* BEGIN *

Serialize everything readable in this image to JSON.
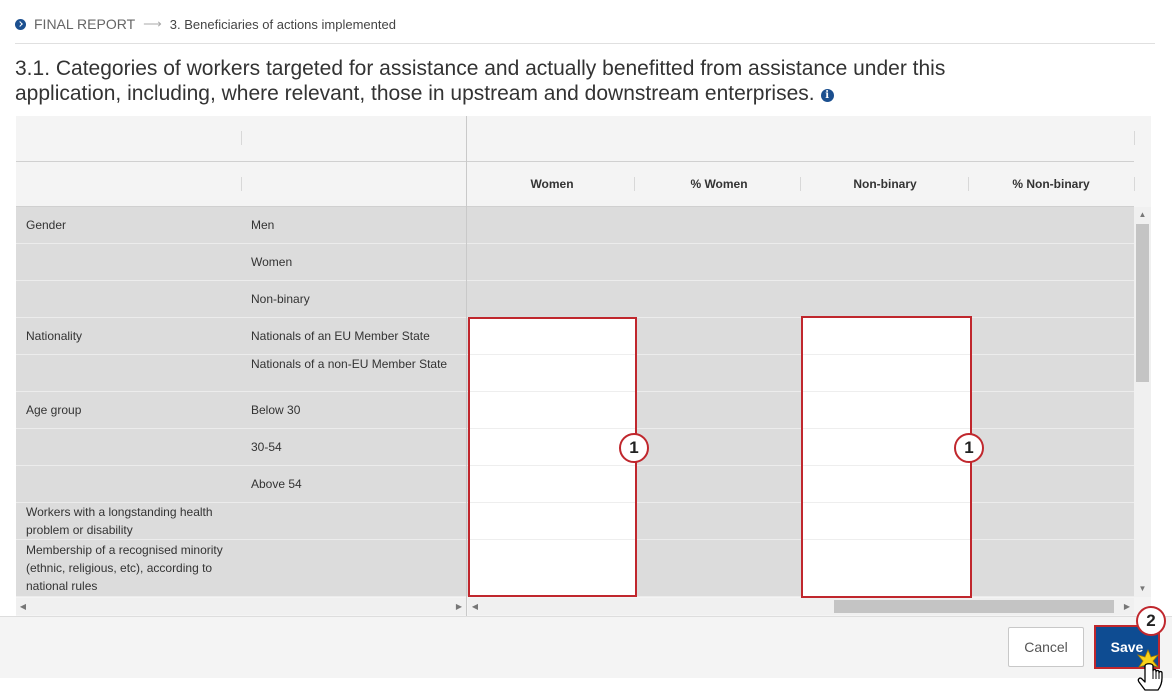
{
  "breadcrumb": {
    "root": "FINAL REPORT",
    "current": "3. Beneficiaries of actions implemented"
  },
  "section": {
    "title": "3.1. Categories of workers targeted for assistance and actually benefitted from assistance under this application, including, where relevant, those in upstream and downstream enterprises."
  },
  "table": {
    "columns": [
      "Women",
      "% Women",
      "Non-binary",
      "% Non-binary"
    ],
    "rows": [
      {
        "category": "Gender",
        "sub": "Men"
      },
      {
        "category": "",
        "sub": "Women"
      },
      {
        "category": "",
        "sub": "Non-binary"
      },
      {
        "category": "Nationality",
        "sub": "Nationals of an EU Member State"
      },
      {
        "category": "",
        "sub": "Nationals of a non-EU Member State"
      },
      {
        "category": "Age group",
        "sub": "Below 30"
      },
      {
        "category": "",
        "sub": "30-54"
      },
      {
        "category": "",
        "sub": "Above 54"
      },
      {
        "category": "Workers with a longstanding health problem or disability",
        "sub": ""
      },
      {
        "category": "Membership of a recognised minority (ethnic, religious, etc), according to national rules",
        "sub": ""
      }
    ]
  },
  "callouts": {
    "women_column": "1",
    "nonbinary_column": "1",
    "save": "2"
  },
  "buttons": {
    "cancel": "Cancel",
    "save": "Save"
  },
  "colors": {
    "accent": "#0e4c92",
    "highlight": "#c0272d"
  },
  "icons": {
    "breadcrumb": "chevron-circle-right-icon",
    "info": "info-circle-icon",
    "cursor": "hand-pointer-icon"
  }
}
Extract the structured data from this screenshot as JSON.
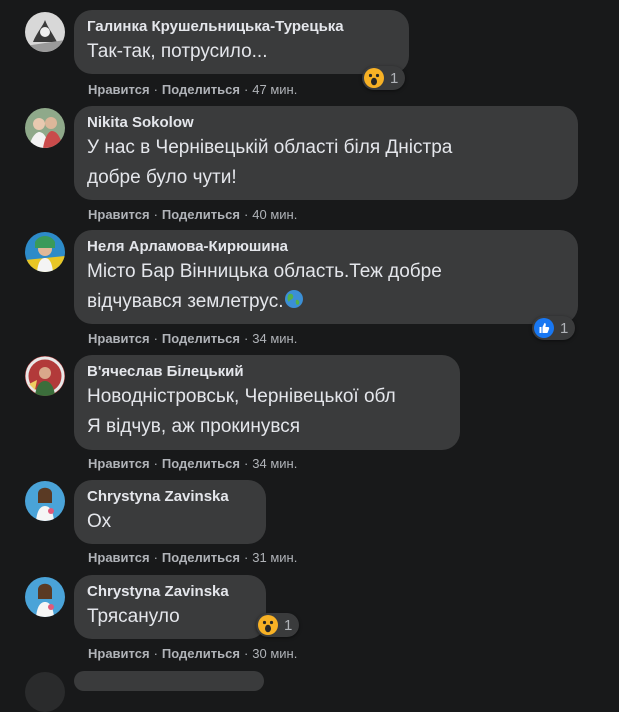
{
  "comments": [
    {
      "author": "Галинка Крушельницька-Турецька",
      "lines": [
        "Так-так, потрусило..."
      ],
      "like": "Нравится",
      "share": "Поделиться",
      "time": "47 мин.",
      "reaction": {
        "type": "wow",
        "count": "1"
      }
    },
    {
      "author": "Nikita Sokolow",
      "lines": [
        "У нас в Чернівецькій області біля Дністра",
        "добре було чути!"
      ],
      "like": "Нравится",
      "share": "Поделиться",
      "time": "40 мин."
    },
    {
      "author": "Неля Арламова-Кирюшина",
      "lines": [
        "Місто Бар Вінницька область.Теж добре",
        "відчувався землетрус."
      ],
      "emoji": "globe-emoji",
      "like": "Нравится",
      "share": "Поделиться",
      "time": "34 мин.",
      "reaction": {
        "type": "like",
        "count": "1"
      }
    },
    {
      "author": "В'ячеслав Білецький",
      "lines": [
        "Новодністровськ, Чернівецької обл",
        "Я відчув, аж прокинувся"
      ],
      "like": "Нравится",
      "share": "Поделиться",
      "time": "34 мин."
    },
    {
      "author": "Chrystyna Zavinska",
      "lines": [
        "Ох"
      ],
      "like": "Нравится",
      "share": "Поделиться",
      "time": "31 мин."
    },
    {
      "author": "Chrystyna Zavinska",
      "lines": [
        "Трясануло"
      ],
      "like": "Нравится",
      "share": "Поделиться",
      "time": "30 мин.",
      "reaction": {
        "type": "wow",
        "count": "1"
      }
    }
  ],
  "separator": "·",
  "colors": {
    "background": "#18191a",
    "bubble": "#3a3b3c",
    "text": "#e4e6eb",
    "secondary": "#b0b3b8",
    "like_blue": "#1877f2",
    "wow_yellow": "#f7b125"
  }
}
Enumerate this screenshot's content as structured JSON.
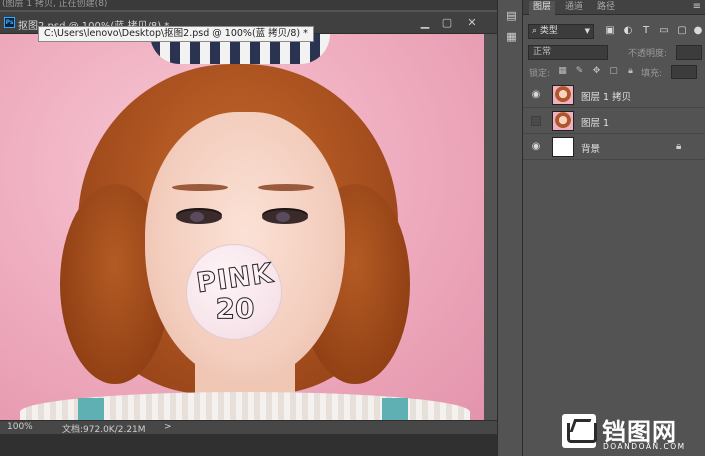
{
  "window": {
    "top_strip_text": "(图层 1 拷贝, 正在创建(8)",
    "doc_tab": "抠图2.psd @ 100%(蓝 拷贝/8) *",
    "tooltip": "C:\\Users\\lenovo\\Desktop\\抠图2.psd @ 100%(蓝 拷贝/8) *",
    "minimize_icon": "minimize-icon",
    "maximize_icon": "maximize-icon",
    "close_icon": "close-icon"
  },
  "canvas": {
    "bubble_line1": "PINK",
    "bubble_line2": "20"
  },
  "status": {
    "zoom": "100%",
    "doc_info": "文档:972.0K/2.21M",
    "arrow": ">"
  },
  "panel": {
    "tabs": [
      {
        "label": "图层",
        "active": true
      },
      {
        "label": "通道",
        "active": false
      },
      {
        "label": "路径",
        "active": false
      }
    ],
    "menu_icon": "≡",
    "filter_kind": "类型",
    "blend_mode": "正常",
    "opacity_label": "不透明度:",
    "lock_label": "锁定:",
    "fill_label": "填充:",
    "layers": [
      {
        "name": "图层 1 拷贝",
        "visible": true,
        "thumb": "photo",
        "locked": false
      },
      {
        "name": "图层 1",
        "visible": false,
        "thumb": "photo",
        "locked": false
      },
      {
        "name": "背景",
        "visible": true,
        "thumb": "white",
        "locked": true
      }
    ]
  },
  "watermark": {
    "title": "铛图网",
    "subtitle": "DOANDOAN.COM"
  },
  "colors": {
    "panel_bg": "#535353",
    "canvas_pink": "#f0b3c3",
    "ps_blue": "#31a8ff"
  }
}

* END *

▶ Task prompt
The records above must be transcribed exactly. Pictures are left out of the copy.

▶ Response below
Serialize everything readable in this image to JSON.
{
  "breadcrumb": {
    "root": "FINAL REPORT",
    "current": "3. Beneficiaries of actions implemented"
  },
  "section": {
    "title": "3.1. Categories of workers targeted for assistance and actually benefitted from assistance under this application, including, where relevant, those in upstream and downstream enterprises."
  },
  "table": {
    "columns": [
      "Women",
      "% Women",
      "Non-binary",
      "% Non-binary"
    ],
    "rows": [
      {
        "category": "Gender",
        "sub": "Men"
      },
      {
        "category": "",
        "sub": "Women"
      },
      {
        "category": "",
        "sub": "Non-binary"
      },
      {
        "category": "Nationality",
        "sub": "Nationals of an EU Member State"
      },
      {
        "category": "",
        "sub": "Nationals of a non-EU Member State"
      },
      {
        "category": "Age group",
        "sub": "Below 30"
      },
      {
        "category": "",
        "sub": "30-54"
      },
      {
        "category": "",
        "sub": "Above 54"
      },
      {
        "category": "Workers with a longstanding health problem or disability",
        "sub": ""
      },
      {
        "category": "Membership of a recognised minority (ethnic, religious, etc), according to national rules",
        "sub": ""
      }
    ]
  },
  "callouts": {
    "women_column": "1",
    "nonbinary_column": "1",
    "save": "2"
  },
  "buttons": {
    "cancel": "Cancel",
    "save": "Save"
  },
  "colors": {
    "accent": "#0e4c92",
    "highlight": "#c0272d"
  },
  "icons": {
    "breadcrumb": "chevron-circle-right-icon",
    "info": "info-circle-icon",
    "cursor": "hand-pointer-icon"
  }
}
Extract the structured data from this screenshot as JSON.
{
  "comments": [
    {
      "author": "Галинка Крушельницька-Турецька",
      "lines": [
        "Так-так, потрусило..."
      ],
      "like": "Нравится",
      "share": "Поделиться",
      "time": "47 мин.",
      "reaction": {
        "type": "wow",
        "count": "1"
      }
    },
    {
      "author": "Nikita Sokolow",
      "lines": [
        "У нас в Чернівецькій області біля Дністра",
        "добре було чути!"
      ],
      "like": "Нравится",
      "share": "Поделиться",
      "time": "40 мин."
    },
    {
      "author": "Неля Арламова-Кирюшина",
      "lines": [
        "Місто Бар Вінницька область.Теж добре",
        "відчувався землетрус."
      ],
      "emoji": "globe-emoji",
      "like": "Нравится",
      "share": "Поделиться",
      "time": "34 мин.",
      "reaction": {
        "type": "like",
        "count": "1"
      }
    },
    {
      "author": "В'ячеслав Білецький",
      "lines": [
        "Новодністровськ, Чернівецької обл",
        "Я відчув, аж прокинувся"
      ],
      "like": "Нравится",
      "share": "Поделиться",
      "time": "34 мин."
    },
    {
      "author": "Chrystyna Zavinska",
      "lines": [
        "Ох"
      ],
      "like": "Нравится",
      "share": "Поделиться",
      "time": "31 мин."
    },
    {
      "author": "Chrystyna Zavinska",
      "lines": [
        "Трясануло"
      ],
      "like": "Нравится",
      "share": "Поделиться",
      "time": "30 мин.",
      "reaction": {
        "type": "wow",
        "count": "1"
      }
    }
  ],
  "separator": "·",
  "colors": {
    "background": "#18191a",
    "bubble": "#3a3b3c",
    "text": "#e4e6eb",
    "secondary": "#b0b3b8",
    "like_blue": "#1877f2",
    "wow_yellow": "#f7b125"
  }
}
Enumerate this screenshot's content as structured JSON.
{
  "window": {
    "top_strip_text": "(图层 1 拷贝, 正在创建(8)",
    "doc_tab": "抠图2.psd @ 100%(蓝 拷贝/8) *",
    "tooltip": "C:\\Users\\lenovo\\Desktop\\抠图2.psd @ 100%(蓝 拷贝/8) *",
    "minimize_icon": "minimize-icon",
    "maximize_icon": "maximize-icon",
    "close_icon": "close-icon"
  },
  "canvas": {
    "bubble_line1": "PINK",
    "bubble_line2": "20"
  },
  "status": {
    "zoom": "100%",
    "doc_info": "文档:972.0K/2.21M",
    "arrow": ">"
  },
  "panel": {
    "tabs": [
      {
        "label": "图层",
        "active": true
      },
      {
        "label": "通道",
        "active": false
      },
      {
        "label": "路径",
        "active": false
      }
    ],
    "menu_icon": "≡",
    "filter_kind": "类型",
    "blend_mode": "正常",
    "opacity_label": "不透明度:",
    "lock_label": "锁定:",
    "fill_label": "填充:",
    "layers": [
      {
        "name": "图层 1 拷贝",
        "visible": true,
        "thumb": "photo",
        "locked": false
      },
      {
        "name": "图层 1",
        "visible": false,
        "thumb": "photo",
        "locked": false
      },
      {
        "name": "背景",
        "visible": true,
        "thumb": "white",
        "locked": true
      }
    ]
  },
  "watermark": {
    "title": "铛图网",
    "subtitle": "DOANDOAN.COM"
  },
  "colors": {
    "panel_bg": "#535353",
    "canvas_pink": "#f0b3c3",
    "ps_blue": "#31a8ff"
  }
}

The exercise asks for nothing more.